So from the user's perspective, this is a bait-and-switch tactic, where the company has used a free offer in order to manipulate the market.

sidrag22|1 month ago

> If you don't like free services, stop using them

If they don't like users using their service how they deem improper, ban them? they know what accounts are doing it... There is a reason for this cat and mouse, and its not ending with youtube banning people.

A lot of the current issues i see with it, is that it is treated like the go to service for video hosting...

Just consider image hosting... If i see an image in a thread and click it (much like people will do with youtube urls), and block the ad that was on the hosted site, is there this much uproar about it? That image hosting site might charge 5$ to do what an adblocker already does... If they wanna lock that up? actually lock it up, and remove the "service" portion of the business, otherwise I don't see any legs to stand on here.

Service in my eyes here, is a public service. This is a company posing as a public service, and occasionally deciding it hates how a % of the public is using their service. So they hand them a 10$ a month ticket that they pretend is required, but they will never take action on users who dont pay that ticket.

tjpnz|1 month ago

Is this product or hampering the way the web works with video? Go to any other site with a <video> tag and you won't face similar issues.

Entries supplied:
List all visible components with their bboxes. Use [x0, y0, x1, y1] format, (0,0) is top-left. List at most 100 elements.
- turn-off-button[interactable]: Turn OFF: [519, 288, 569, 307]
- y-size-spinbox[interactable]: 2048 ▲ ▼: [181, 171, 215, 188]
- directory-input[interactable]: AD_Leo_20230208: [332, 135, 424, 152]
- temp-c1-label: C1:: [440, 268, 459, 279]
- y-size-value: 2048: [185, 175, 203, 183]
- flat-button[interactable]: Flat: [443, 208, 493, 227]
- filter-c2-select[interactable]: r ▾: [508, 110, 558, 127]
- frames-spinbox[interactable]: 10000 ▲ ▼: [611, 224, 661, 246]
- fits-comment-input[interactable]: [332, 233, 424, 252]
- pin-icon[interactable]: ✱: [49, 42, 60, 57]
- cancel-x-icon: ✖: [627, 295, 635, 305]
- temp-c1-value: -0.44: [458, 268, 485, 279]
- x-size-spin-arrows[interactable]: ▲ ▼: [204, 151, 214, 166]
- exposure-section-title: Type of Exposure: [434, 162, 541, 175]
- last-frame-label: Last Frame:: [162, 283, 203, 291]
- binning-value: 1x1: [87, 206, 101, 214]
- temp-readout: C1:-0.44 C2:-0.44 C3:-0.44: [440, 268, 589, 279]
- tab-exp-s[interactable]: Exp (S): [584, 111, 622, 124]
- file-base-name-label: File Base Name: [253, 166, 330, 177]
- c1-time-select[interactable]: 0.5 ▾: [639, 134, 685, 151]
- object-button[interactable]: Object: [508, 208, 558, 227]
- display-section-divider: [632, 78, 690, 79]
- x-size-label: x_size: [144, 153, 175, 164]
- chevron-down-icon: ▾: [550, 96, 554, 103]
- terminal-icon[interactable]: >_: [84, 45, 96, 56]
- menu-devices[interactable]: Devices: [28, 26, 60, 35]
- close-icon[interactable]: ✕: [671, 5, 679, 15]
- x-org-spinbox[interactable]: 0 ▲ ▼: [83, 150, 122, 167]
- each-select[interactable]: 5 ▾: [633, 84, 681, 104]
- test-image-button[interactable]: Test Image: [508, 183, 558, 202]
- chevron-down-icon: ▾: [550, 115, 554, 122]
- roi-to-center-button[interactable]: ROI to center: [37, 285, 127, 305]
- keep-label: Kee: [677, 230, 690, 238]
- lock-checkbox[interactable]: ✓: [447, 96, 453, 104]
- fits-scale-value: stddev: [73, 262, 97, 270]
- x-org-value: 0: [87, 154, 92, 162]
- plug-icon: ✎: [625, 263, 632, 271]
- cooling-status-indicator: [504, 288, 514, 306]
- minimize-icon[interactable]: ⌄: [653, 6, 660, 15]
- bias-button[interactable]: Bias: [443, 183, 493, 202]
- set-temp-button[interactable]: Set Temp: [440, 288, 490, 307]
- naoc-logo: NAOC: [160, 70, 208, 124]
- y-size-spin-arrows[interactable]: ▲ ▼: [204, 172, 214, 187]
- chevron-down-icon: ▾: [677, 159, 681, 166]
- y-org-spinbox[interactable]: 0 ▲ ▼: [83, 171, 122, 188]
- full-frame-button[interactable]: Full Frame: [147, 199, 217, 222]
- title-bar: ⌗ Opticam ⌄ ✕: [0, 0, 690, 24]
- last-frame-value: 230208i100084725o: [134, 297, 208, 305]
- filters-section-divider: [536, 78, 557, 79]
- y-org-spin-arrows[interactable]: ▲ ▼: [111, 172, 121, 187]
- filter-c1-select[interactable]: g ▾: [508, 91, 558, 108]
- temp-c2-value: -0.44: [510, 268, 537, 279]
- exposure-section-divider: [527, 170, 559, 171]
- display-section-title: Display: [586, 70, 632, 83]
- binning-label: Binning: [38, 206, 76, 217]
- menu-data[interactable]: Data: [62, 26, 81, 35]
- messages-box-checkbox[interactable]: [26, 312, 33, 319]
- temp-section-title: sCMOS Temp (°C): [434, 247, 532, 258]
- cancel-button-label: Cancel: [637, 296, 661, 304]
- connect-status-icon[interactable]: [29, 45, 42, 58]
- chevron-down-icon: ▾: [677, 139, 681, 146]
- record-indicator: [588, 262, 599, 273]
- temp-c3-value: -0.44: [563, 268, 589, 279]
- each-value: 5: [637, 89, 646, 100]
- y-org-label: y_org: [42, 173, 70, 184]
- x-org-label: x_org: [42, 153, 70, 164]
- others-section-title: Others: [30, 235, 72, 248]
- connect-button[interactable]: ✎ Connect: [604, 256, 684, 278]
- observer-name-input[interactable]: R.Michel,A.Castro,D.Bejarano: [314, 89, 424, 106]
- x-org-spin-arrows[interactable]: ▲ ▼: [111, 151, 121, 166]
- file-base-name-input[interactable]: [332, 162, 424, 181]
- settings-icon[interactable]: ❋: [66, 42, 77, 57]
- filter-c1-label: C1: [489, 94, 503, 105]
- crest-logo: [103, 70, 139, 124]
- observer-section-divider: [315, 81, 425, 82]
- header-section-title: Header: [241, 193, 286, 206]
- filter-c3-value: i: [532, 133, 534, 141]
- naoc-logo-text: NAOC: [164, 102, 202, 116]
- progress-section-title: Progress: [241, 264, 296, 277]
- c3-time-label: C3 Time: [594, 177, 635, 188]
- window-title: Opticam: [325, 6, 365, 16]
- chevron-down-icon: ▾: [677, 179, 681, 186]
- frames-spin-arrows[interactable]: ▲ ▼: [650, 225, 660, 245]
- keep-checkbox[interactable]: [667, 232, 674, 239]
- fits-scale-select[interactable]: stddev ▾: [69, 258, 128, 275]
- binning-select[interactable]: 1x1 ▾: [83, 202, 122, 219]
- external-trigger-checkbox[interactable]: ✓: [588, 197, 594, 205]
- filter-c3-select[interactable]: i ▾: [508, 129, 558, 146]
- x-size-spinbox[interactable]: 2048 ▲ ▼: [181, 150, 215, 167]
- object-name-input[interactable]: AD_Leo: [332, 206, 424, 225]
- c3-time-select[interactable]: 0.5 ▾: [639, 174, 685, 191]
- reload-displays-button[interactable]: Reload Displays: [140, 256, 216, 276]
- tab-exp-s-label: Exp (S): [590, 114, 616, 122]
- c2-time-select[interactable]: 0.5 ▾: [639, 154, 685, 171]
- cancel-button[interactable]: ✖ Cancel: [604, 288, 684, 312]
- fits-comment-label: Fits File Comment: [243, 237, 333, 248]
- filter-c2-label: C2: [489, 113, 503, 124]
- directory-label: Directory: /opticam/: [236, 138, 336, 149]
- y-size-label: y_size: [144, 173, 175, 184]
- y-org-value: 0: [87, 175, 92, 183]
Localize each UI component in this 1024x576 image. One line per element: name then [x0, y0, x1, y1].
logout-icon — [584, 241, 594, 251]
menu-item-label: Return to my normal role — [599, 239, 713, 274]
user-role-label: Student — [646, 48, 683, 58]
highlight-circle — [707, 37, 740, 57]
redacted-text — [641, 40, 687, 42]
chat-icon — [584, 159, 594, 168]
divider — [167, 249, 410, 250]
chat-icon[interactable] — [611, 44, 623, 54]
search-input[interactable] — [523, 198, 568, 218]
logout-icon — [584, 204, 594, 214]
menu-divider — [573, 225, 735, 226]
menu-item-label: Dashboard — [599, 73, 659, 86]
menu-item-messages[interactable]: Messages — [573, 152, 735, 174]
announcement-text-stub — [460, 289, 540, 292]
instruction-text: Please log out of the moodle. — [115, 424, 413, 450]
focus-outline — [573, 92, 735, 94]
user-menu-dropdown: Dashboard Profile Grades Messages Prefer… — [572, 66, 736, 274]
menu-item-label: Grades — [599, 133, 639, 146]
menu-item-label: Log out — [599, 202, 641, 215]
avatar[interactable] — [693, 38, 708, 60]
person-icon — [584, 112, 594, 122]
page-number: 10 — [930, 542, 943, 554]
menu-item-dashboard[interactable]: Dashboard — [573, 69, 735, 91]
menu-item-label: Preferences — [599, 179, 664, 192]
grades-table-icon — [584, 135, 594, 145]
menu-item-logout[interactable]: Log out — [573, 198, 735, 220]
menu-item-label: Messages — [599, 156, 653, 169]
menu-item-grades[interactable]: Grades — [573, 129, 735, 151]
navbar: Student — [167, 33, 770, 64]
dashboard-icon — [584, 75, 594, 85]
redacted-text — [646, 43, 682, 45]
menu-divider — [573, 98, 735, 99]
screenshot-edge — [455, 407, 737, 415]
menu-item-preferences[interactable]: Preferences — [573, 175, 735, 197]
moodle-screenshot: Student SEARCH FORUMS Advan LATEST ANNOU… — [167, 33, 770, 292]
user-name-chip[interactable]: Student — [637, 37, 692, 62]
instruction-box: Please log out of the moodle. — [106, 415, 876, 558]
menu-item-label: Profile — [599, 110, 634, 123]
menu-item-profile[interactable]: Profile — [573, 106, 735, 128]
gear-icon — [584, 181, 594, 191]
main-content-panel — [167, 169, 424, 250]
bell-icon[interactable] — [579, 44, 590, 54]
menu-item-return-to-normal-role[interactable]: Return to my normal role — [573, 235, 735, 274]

Activity 1:
Could you set down, word for word, everything in the YouTube ad-blocking thread from "Just consider image" down to "face similar issues."?
Activity 2:
Can you take the YouTube ad-blocking thread further, starting right after its final sentence?

Exercise answer 1:
Just consider image hosting... If i see an image in a thread and click it (much like people will do with youtube urls), and block the ad that was on the hosted site, is there this much uproar about it? That image hosting site might charge 5$ to do what an adblocker already does... If they wanna lock that up? actually lock it up, and remove the "service" portion of the business, otherwise I don't see any legs to stand on here.

Service in my eyes here, is a public service. This is a company posing as a public service, and occasionally deciding it hates how a % of the public is using their service. So they hand them a 10$ a month ticket that they pretend is required, but they will never take action on users who dont pay that ticket.

tjpnz|1 month ago

Is this product or hampering the way the web works with video? Go to any other site with a <video> tag and you won't face similar issues.

Exercise answer 2:
deaux|1 month ago

As soon as the laws on the books get enforced and they get broken up, sure. Until then, absolutely not.

keepamovin|1 month ago

Maybe ads-as-business-model is like political ideology - it is not a human universal but must adapt to the place: for instance collectivism over individualism in East Asia, theocratic conservatism over democracy in Afghanistan -- maybe ads as business model is despicable to some regions, but accepted in others? Albania it's apparently illegal for YouTube to serve ads?

isthatafact|1 month ago

Without regulations, ads seem to infiltrate into every space--virtual or physical--that is not controlled by the owner or some other gatekeeper.

I would hope most people anywhere would see that as a bad thing, especially given the scams and harms that ads are pushing.

I am not sure the best way to improve things, but anyone should be able to live a normal day of life without being forced to see any advertisement.

AlienRobot|1 month ago

Agreed. I was leaving the mall with lots of great goods I had found, but then the guard stopped me and told me I was stealing! Imagine paying that guy a salary just to blackmail me into paying them! This is an outrage.

shevy-java|1 month ago

> Imagine employing some of the most brilliant engineers on the planet

I am not sure those who work at Google are all brilliant - but it should also not matter, because they support Evil here. They should be ashamed for working for Evil. Guess if the money is right ...

tjpnz|1 month ago

No worse than what a lot of their other "brilliant" minds are working on - ads.

throwaway132448|1 month ago

Whataboutism is just fascinating. How myopic must your world view be that when you see one bad thing, you immediately try to justify it by pointing out another bad thing?

latexr|1 month ago

> Imagine employing some of the most brilliant engineers on the planet

Maybe we should stop with that tired fallacious rhetoric? Just because you work at a massive company doesn’t make you “brilliant”.

freedomben|1 month ago

GP did not say that just because you work at a massive company you are brilliant. Nor did they say just working at Google makes you brilliant.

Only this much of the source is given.